(Selected extract begins)

Minister of State for the Army
- In office 1965–1968
- Succeeded by: Chief Obande

Member of the Northern House of Assembly
- In office 1962–1965
- Succeeded by: Post abolished

Personal details
- Born: 1916 Bida, Nigeria
- Died: 1978
- Party: Northern People's Congress
- Education: University of Exeter
- Occupation: Teacher, politician

= Ibrahim Tako =

Nigeria politician

Ibrahim Tako or Galadiman Bida (1916–1978) was a Nigeria politician, teacher former federal minister for state and acting Minister of Defence in 1969.

== Background ==
Born in Bida, his father Aliyu Galadima was the galadiman Bida a chieftain title. He began his education at Bida Primary School in 1927 and Niger Middle School from 1930 to 1933 then in 1933 he attended Katsina Higher College till 1936 and gained his higher elementary certificate in 1936 then he went to Exeter University Preliminary Certificate for public administration in 1951 finished in 1954.

(Selected extract ends)
(Stored data begins)

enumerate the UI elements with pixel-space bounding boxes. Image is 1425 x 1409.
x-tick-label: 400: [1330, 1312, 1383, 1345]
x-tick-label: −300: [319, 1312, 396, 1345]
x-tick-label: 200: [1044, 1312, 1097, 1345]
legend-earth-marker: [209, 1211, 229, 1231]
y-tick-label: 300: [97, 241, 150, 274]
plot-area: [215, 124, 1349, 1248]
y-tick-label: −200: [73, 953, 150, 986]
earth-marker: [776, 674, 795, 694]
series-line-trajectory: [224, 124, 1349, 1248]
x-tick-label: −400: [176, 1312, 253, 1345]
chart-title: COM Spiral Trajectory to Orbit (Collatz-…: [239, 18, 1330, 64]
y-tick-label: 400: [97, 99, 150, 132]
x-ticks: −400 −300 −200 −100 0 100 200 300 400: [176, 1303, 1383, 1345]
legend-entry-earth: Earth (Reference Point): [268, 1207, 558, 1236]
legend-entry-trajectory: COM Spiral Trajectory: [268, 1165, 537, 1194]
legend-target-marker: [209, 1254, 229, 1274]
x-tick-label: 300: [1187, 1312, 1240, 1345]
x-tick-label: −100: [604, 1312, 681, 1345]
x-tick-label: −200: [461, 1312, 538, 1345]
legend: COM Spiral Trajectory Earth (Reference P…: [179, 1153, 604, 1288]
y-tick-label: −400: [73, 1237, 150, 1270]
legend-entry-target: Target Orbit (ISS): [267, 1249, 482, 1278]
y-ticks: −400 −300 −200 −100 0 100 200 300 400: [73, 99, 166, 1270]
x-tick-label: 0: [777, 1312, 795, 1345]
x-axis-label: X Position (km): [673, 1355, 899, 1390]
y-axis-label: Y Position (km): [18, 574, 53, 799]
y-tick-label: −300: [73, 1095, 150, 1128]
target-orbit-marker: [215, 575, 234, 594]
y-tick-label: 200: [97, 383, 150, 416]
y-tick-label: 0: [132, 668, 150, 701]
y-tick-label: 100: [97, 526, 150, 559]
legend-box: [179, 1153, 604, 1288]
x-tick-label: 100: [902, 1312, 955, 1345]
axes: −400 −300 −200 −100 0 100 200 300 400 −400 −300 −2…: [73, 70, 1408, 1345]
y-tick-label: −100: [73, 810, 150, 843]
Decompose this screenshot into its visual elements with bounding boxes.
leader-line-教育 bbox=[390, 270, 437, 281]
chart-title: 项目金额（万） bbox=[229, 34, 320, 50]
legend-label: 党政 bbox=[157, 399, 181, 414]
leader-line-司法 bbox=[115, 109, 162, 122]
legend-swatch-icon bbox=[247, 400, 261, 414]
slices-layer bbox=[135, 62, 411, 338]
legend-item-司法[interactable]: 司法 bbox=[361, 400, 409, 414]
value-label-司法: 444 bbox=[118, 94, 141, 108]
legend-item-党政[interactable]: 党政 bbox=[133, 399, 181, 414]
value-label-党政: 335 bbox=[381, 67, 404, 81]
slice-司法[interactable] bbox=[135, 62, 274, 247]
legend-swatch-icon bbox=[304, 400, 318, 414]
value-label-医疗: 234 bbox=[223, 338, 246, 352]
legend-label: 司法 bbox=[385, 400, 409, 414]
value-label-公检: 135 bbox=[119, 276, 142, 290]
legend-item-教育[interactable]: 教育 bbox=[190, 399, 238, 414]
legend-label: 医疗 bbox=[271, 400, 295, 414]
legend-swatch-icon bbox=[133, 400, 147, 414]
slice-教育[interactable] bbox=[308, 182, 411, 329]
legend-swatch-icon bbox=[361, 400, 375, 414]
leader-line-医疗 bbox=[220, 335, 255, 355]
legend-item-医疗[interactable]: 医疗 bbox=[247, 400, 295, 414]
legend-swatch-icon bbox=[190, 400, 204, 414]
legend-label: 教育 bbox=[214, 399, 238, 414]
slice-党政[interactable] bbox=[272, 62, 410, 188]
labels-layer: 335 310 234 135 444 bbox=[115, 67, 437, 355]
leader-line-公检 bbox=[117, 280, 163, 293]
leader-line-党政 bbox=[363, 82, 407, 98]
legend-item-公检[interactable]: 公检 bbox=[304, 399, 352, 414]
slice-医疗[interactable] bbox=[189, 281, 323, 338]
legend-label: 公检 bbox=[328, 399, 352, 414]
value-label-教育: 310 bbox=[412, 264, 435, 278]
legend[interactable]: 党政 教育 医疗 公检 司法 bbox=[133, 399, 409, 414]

(Stored data ends)

## What is needed
Summarize the biography of Ibrahim Tako in two sentences.

## Response below
Ibrahim Tako, also known as Galadiman Bida (1916–1978), was a Nigerian politician and teacher who served as a federal minister of state and as acting Minister of Defence in 1969. Born in Bida to Aliyu Galadima, who held the chieftain title galadiman Bida, he attended Bida Primary School, Niger Middle School and Katsina Higher College, where he earned a higher elementary certificate in 1936, and from 1951 to 1954 he studied public administration at Exeter University.